■ Exercise brief ■
Below are some records. Quote exactly the lines from the one that contains "Give me a plain-text" through the last, both included, and leave out the pictures.

-- START OF Data in this exercise --

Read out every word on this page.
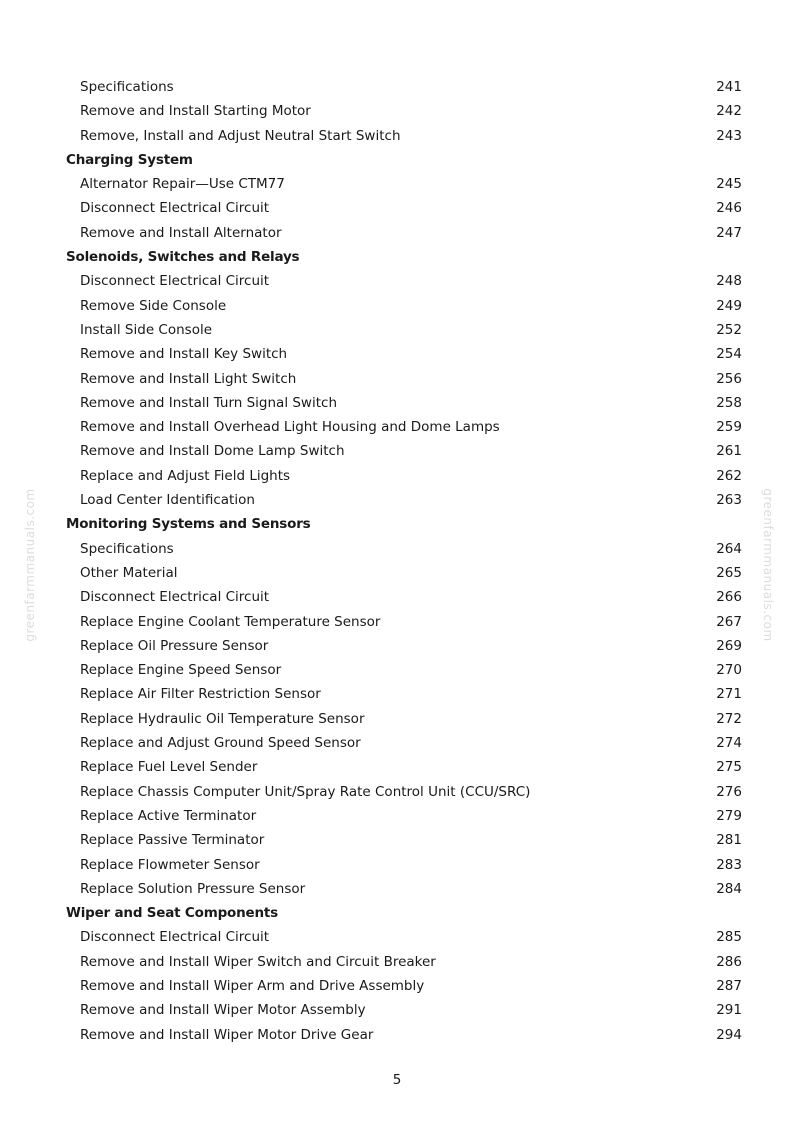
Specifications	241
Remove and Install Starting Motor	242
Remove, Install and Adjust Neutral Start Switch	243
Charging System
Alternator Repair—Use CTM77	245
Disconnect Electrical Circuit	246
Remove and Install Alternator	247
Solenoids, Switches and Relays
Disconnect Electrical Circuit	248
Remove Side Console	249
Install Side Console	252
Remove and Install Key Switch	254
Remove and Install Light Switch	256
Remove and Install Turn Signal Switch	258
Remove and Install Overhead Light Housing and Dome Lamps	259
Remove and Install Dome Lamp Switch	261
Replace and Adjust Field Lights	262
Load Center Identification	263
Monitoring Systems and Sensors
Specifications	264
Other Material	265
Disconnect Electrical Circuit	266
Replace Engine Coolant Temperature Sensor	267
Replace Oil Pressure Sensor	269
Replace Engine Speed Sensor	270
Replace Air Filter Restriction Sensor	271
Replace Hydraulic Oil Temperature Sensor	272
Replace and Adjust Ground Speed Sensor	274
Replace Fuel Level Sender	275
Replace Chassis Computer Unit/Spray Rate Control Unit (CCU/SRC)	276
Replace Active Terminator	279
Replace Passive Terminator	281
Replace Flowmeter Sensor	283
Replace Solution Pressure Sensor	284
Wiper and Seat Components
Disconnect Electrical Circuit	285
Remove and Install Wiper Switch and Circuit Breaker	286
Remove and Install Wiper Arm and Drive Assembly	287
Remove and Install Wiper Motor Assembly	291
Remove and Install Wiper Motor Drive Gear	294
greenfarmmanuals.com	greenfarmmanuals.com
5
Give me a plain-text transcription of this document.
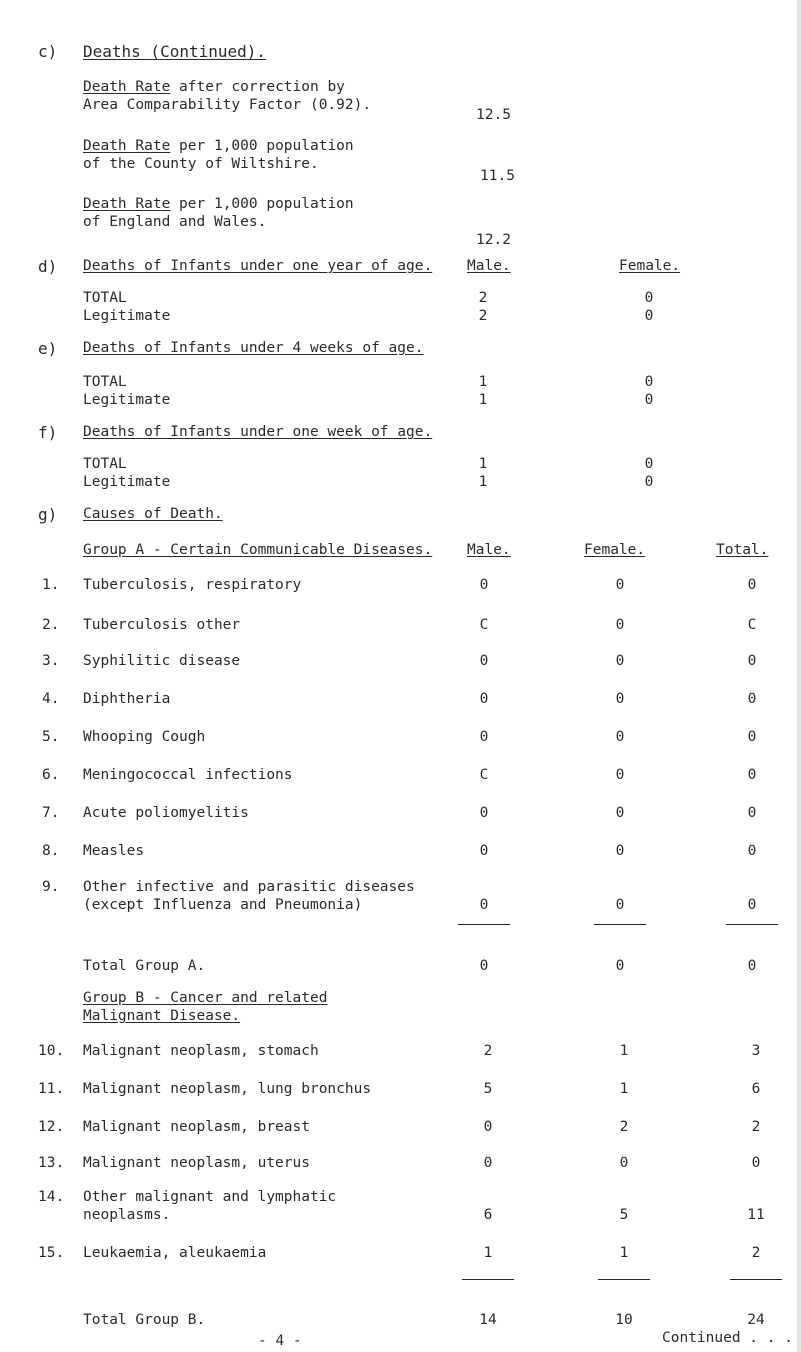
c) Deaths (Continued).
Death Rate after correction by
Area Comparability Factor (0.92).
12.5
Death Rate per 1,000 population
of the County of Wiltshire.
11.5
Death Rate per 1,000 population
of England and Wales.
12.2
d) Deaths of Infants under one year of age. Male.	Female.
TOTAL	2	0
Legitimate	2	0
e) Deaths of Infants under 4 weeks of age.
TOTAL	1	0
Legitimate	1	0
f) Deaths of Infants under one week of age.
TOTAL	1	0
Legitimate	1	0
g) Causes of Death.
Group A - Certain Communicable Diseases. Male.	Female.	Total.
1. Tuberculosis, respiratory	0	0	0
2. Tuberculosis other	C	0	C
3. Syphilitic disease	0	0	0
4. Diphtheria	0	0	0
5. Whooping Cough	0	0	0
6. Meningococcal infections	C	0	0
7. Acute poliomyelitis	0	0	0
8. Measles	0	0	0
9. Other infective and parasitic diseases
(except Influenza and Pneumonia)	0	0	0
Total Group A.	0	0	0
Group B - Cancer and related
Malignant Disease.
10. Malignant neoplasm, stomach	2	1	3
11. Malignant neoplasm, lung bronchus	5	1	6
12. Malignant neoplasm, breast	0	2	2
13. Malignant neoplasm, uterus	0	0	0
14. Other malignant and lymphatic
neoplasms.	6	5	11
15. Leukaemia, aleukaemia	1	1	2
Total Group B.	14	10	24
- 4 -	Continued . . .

-- END OF Data in this exercise --

■ Solution ■
Give me a plain-text transcription of this document.
c) Deaths (Continued).
Death Rate after correction by
Area Comparability Factor (0.92).
12.5
Death Rate per 1,000 population
of the County of Wiltshire.
11.5
Death Rate per 1,000 population
of England and Wales.
12.2
d) Deaths of Infants under one year of age. Male.	Female.
TOTAL	2	0
Legitimate	2	0
e) Deaths of Infants under 4 weeks of age.
TOTAL	1	0
Legitimate	1	0
f) Deaths of Infants under one week of age.
TOTAL	1	0
Legitimate	1	0
g) Causes of Death.
Group A - Certain Communicable Diseases. Male.	Female.	Total.
1. Tuberculosis, respiratory	0	0	0
2. Tuberculosis other	C	0	C
3. Syphilitic disease	0	0	0
4. Diphtheria	0	0	0
5. Whooping Cough	0	0	0
6. Meningococcal infections	C	0	0
7. Acute poliomyelitis	0	0	0
8. Measles	0	0	0
9. Other infective and parasitic diseases
(except Influenza and Pneumonia)	0	0	0
Total Group A.	0	0	0
Group B - Cancer and related
Malignant Disease.
10. Malignant neoplasm, stomach	2	1	3
11. Malignant neoplasm, lung bronchus	5	1	6
12. Malignant neoplasm, breast	0	2	2
13. Malignant neoplasm, uterus	0	0	0
14. Other malignant and lymphatic
neoplasms.	6	5	11
15. Leukaemia, aleukaemia	1	1	2
Total Group B.	14	10	24
- 4 -	Continued . . .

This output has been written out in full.